■ **DIRECTIONS FOR THIS TASK**
Retype the whole listing verbatim and keep the pictures out of it.

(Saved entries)
--------
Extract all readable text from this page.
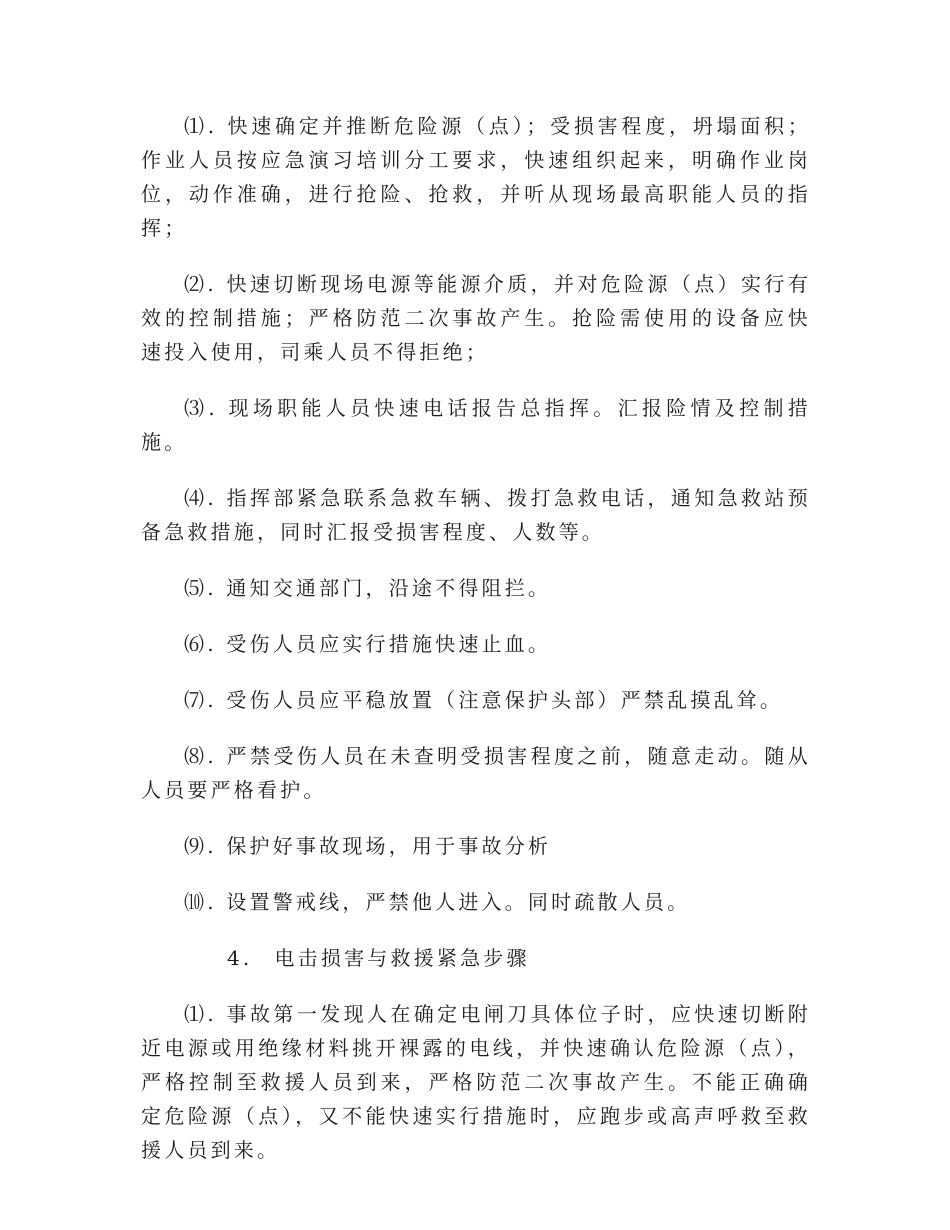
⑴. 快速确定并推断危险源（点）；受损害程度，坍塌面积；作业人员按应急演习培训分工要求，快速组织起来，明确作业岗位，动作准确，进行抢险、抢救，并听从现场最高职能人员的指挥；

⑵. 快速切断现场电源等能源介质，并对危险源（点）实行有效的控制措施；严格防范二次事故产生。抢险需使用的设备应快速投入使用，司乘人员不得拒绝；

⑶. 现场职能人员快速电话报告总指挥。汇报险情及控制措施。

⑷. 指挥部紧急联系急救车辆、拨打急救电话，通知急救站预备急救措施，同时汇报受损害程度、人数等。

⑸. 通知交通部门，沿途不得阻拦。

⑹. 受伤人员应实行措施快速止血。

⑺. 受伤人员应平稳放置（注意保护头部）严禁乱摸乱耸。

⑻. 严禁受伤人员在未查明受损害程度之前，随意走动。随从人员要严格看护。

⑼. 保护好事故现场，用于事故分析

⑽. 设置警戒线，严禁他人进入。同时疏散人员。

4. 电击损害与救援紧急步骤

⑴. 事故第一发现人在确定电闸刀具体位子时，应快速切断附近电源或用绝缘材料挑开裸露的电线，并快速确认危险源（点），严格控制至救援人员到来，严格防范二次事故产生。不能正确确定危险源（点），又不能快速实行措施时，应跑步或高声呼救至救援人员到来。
--------
■ **FINISHED TASK**
Extract all readable text from this page.
⑴. 快速确定并推断危险源（点）；受损害程度，坍塌面积；作业人员按应急演习培训分工要求，快速组织起来，明确作业岗位，动作准确，进行抢险、抢救，并听从现场最高职能人员的指挥；

⑵. 快速切断现场电源等能源介质，并对危险源（点）实行有效的控制措施；严格防范二次事故产生。抢险需使用的设备应快速投入使用，司乘人员不得拒绝；

⑶. 现场职能人员快速电话报告总指挥。汇报险情及控制措施。

⑷. 指挥部紧急联系急救车辆、拨打急救电话，通知急救站预备急救措施，同时汇报受损害程度、人数等。

⑸. 通知交通部门，沿途不得阻拦。

⑹. 受伤人员应实行措施快速止血。

⑺. 受伤人员应平稳放置（注意保护头部）严禁乱摸乱耸。

⑻. 严禁受伤人员在未查明受损害程度之前，随意走动。随从人员要严格看护。

⑼. 保护好事故现场，用于事故分析

⑽. 设置警戒线，严禁他人进入。同时疏散人员。

4. 电击损害与救援紧急步骤

⑴. 事故第一发现人在确定电闸刀具体位子时，应快速切断附近电源或用绝缘材料挑开裸露的电线，并快速确认危险源（点），严格控制至救援人员到来，严格防范二次事故产生。不能正确确定危险源（点），又不能快速实行措施时，应跑步或高声呼救至救援人员到来。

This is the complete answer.